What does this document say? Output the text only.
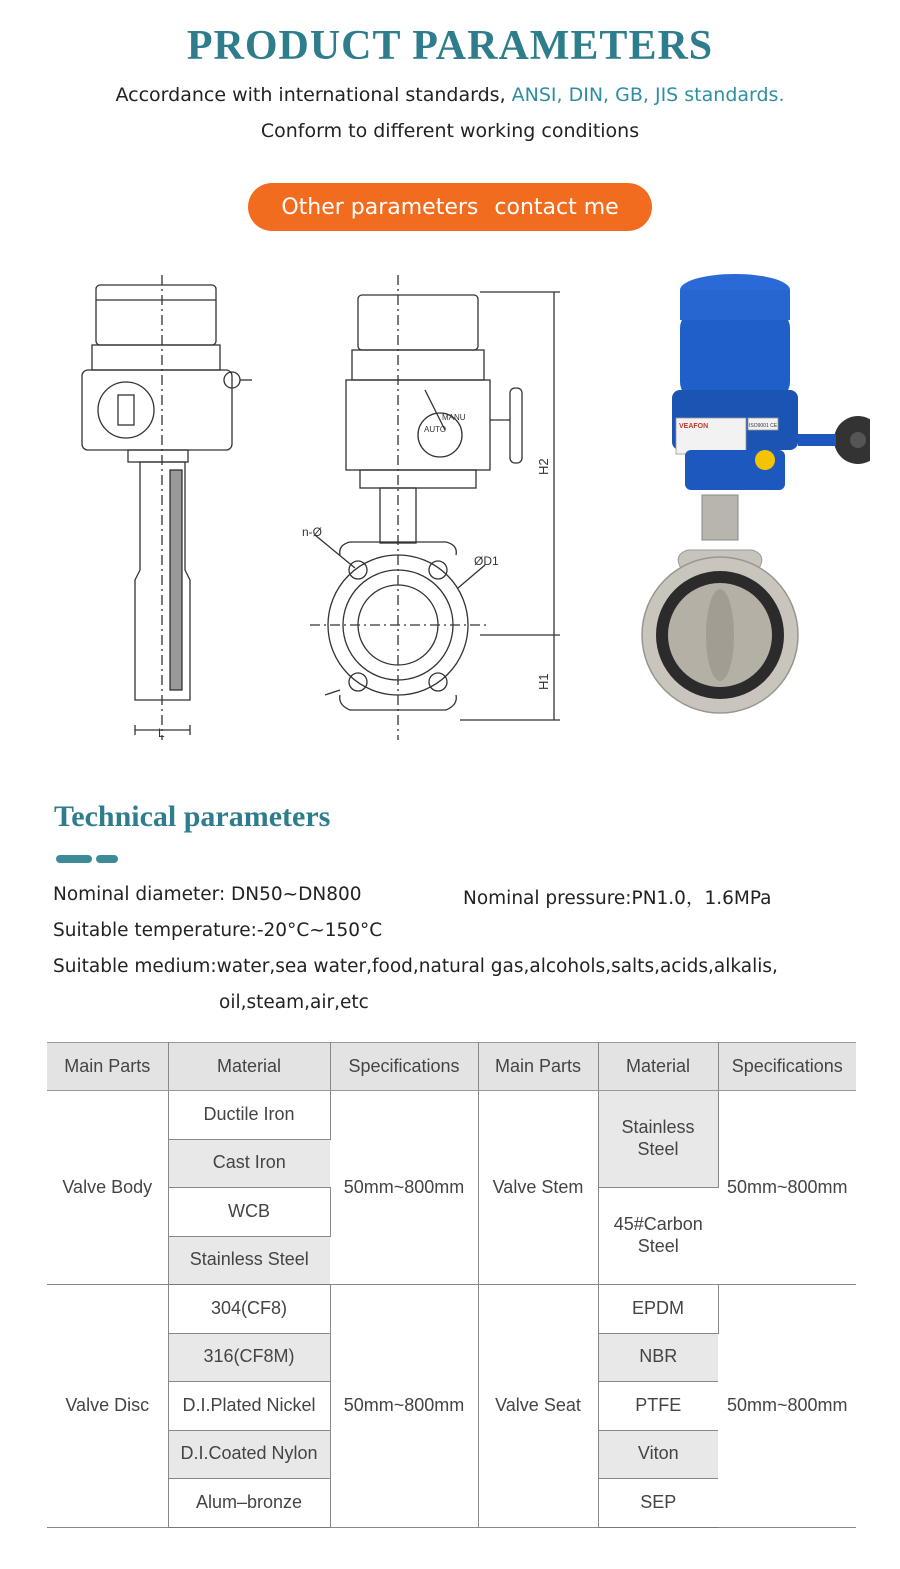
PRODUCT PARAMETERS
Accordance with international standards, ANSI, DIN, GB, JIS standards.
Conform to different working conditions
Other parameters contact me
L
n-Ø
ØD1
MANU
AUTO
H2
H1
VEAFON	ISO9001 CE
Technical parameters
Nominal diameter: DN50~DN800	Nominal pressure:PN1.0，1.6MPa
Suitable temperature:-20°C~150°C
Suitable medium:water,sea water,food,natural gas,alcohols,salts,acids,alkalis,
oil,steam,air,etc
Main Parts	Material	Specifications	Main Parts	Material	Specifications
Valve Body	Ductile Iron	50mm~800mm	Valve Stem	Stainless Steel	50mm~800mm
	Cast Iron				
	WCB			45#Carbon Steel	
	Stainless Steel				
Valve Disc	304(CF8)	50mm~800mm	Valve Seat	EPDM	50mm~800mm
	316(CF8M)			NBR	
	D.I.Plated Nickel			PTFE	
	D.I.Coated Nylon			Viton	
	Alum–bronze			SEP	
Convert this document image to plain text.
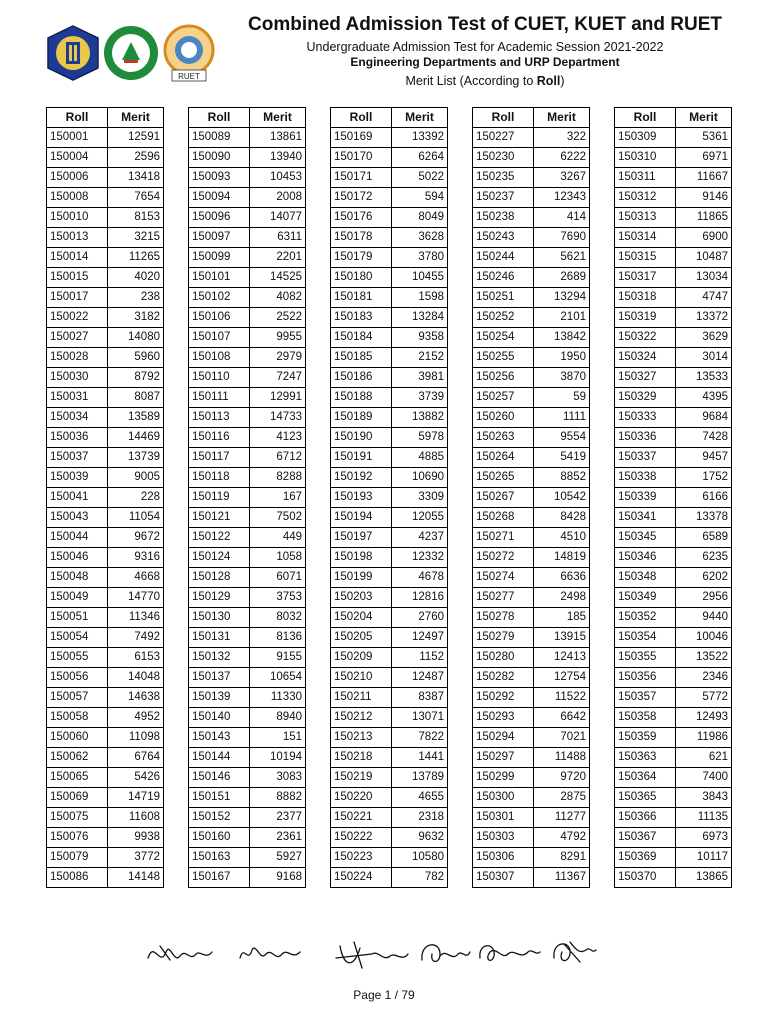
RUET
Combined Admission Test of CUET, KUET and RUET
Undergraduate Admission Test for Academic Session 2021-2022
Engineering Departments and URP Department
Merit List (According to Roll)
Roll	Merit
150001	12591
150004	2596
150006	13418
150008	7654
150010	8153
150013	3215
150014	11265
150015	4020
150017	238
150022	3182
150027	14080
150028	5960
150030	8792
150031	8087
150034	13589
150036	14469
150037	13739
150039	9005
150041	228
150043	11054
150044	9672
150046	9316
150048	4668
150049	14770
150051	11346
150054	7492
150055	6153
150056	14048
150057	14638
150058	4952
150060	11098
150062	6764
150065	5426
150069	14719
150075	11608
150076	9938
150079	3772
150086	14148
Roll	Merit
150089	13861
150090	13940
150093	10453
150094	2008
150096	14077
150097	6311
150099	2201
150101	14525
150102	4082
150106	2522
150107	9955
150108	2979
150110	7247
150111	12991
150113	14733
150116	4123
150117	6712
150118	8288
150119	167
150121	7502
150122	449
150124	1058
150128	6071
150129	3753
150130	8032
150131	8136
150132	9155
150137	10654
150139	11330
150140	8940
150143	151
150144	10194
150146	3083
150151	8882
150152	2377
150160	2361
150163	5927
150167	9168
Roll	Merit
150169	13392
150170	6264
150171	5022
150172	594
150176	8049
150178	3628
150179	3780
150180	10455
150181	1598
150183	13284
150184	9358
150185	2152
150186	3981
150188	3739
150189	13882
150190	5978
150191	4885
150192	10690
150193	3309
150194	12055
150197	4237
150198	12332
150199	4678
150203	12816
150204	2760
150205	12497
150209	1152
150210	12487
150211	8387
150212	13071
150213	7822
150218	1441
150219	13789
150220	4655
150221	2318
150222	9632
150223	10580
150224	782
Roll	Merit
150227	322
150230	6222
150235	3267
150237	12343
150238	414
150243	7690
150244	5621
150246	2689
150251	13294
150252	2101
150254	13842
150255	1950
150256	3870
150257	59
150260	1111
150263	9554
150264	5419
150265	8852
150267	10542
150268	8428
150271	4510
150272	14819
150274	6636
150277	2498
150278	185
150279	13915
150280	12413
150282	12754
150292	11522
150293	6642
150294	7021
150297	11488
150299	9720
150300	2875
150301	11277
150303	4792
150306	8291
150307	11367
Roll	Merit
150309	5361
150310	6971
150311	11667
150312	9146
150313	11865
150314	6900
150315	10487
150317	13034
150318	4747
150319	13372
150322	3629
150324	3014
150327	13533
150329	4395
150333	9684
150336	7428
150337	9457
150338	1752
150339	6166
150341	13378
150345	6589
150346	6235
150348	6202
150349	2956
150352	9440
150354	10046
150355	13522
150356	2346
150357	5772
150358	12493
150359	11986
150363	621
150364	7400
150365	3843
150366	11135
150367	6973
150369	10117
150370	13865
Page 1 / 79
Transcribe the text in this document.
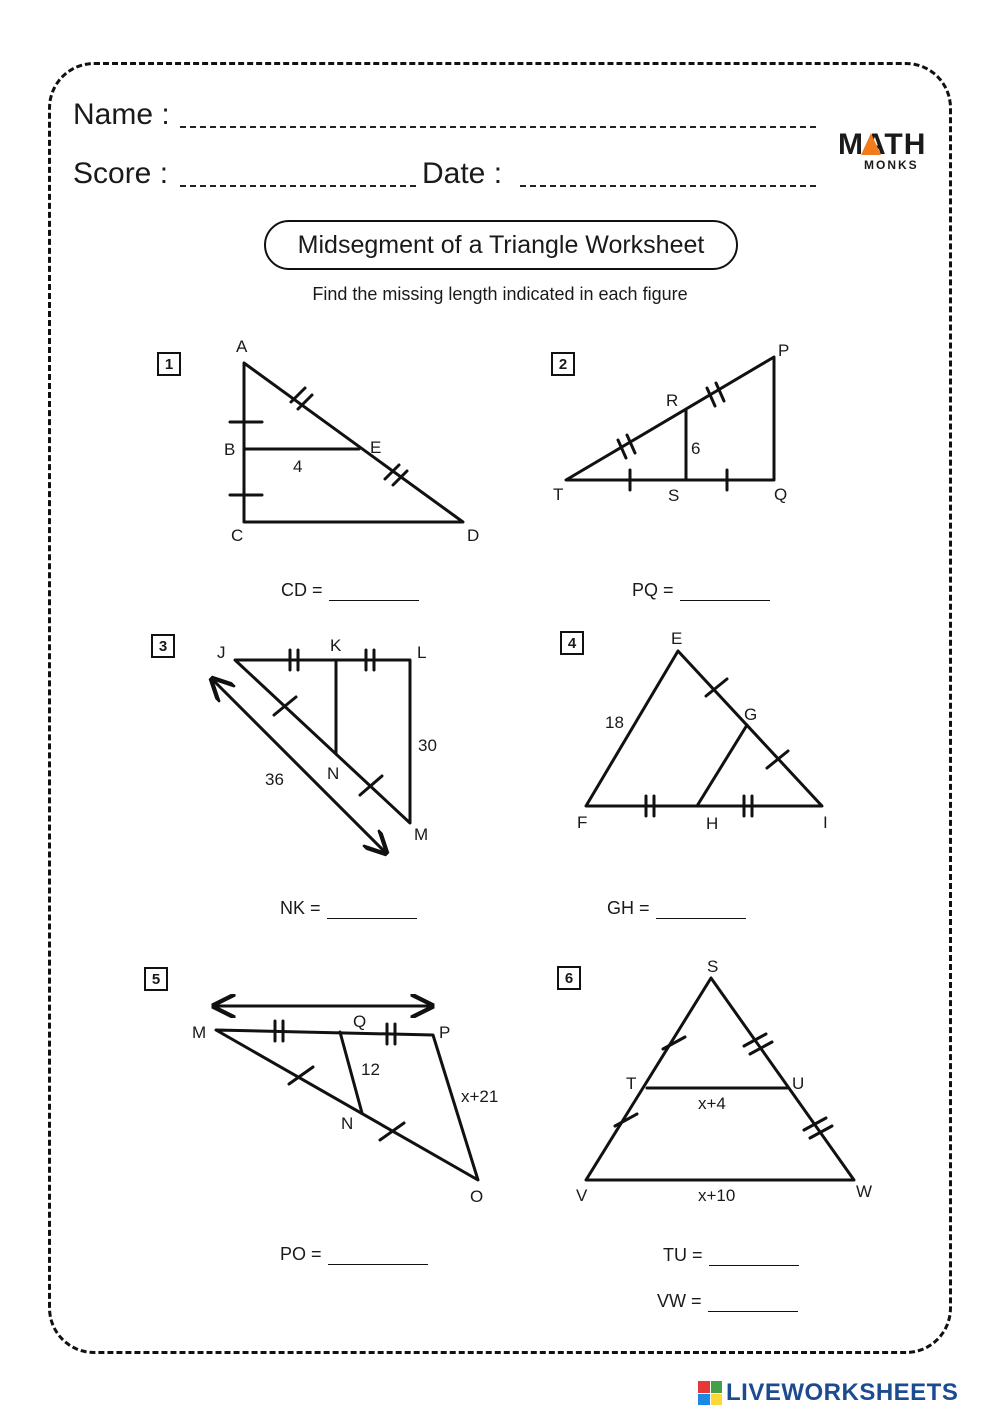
Name :
Score :	Date :
MATH
MONKS
Midsegment of a Triangle Worksheet
Find the missing length indicated in each figure
1	2
3	4
5	6
A
B	E
4
C	D
P
R
6
T	S	Q
J	K	L
30
N
36
M
E
18	G
F	H	I
M
Q
P
12
x+21
N
O
S
T	U
x+4
V	x+10	W
CD =	PQ =
NK =	GH =
PO =	TU =
VW =
LIVEWORKSHEETS
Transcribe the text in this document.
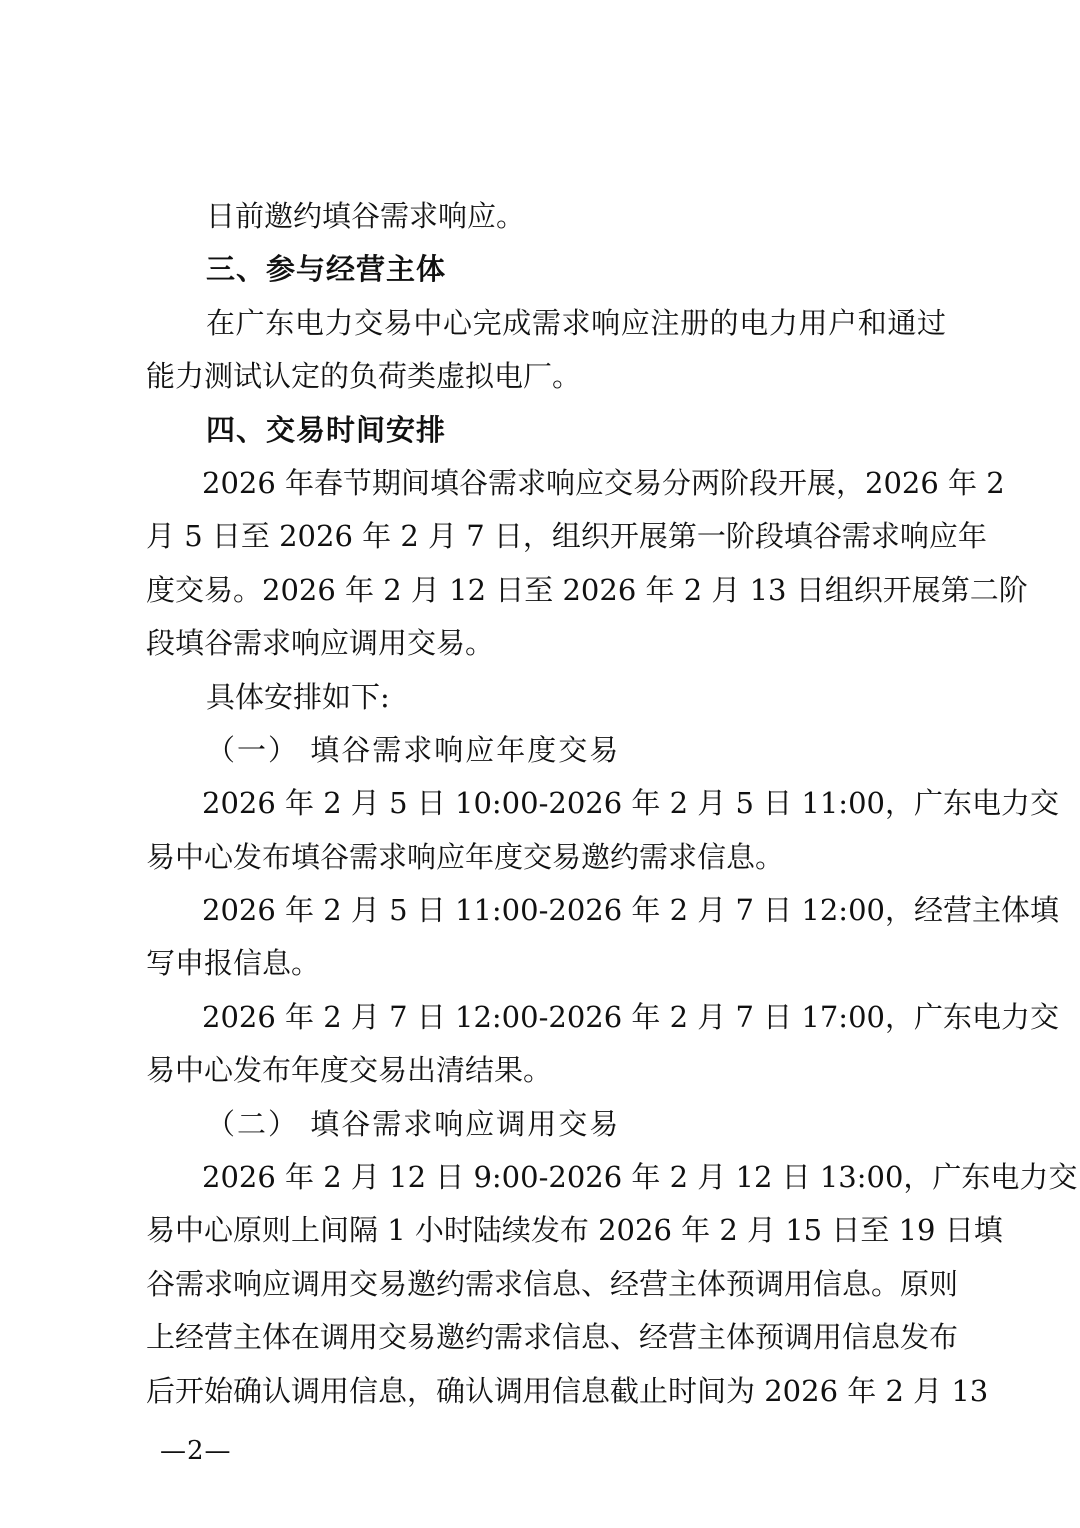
日前邀约填谷需求响应。
三、参与经营主体
在广东电力交易中心完成需求响应注册的电力用户和通过
能力测试认定的负荷类虚拟电厂。
四、交易时间安排
2026 年春节期间填谷需求响应交易分两阶段开展，2026 年 2
月 5 日至 2026 年 2 月 7 日，组织开展第一阶段填谷需求响应年
度交易。2026 年 2 月 12 日至 2026 年 2 月 13 日组织开展第二阶
段填谷需求响应调用交易。
具体安排如下:
（一） 填谷需求响应年度交易
2026 年 2 月 5 日 10:00-2026 年 2 月 5 日 11:00，广东电力交
易中心发布填谷需求响应年度交易邀约需求信息。
2026 年 2 月 5 日 11:00-2026 年 2 月 7 日 12:00，经营主体填
写申报信息。
2026 年 2 月 7 日 12:00-2026 年 2 月 7 日 17:00，广东电力交
易中心发布年度交易出清结果。
（二） 填谷需求响应调用交易
2026 年 2 月 12 日 9:00-2026 年 2 月 12 日 13:00，广东电力交
易中心原则上间隔 1 小时陆续发布 2026 年 2 月 15 日至 19 日填
谷需求响应调用交易邀约需求信息、经营主体预调用信息。原则
上经营主体在调用交易邀约需求信息、经营主体预调用信息发布
后开始确认调用信息，确认调用信息截止时间为 2026 年 2 月 13
—2—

++++

◆ **Problem**: Pull out every line in the data above that has the word "RUET".

◆ **Result**:
RUET
Combined Admission Test of CUET, KUET and RUET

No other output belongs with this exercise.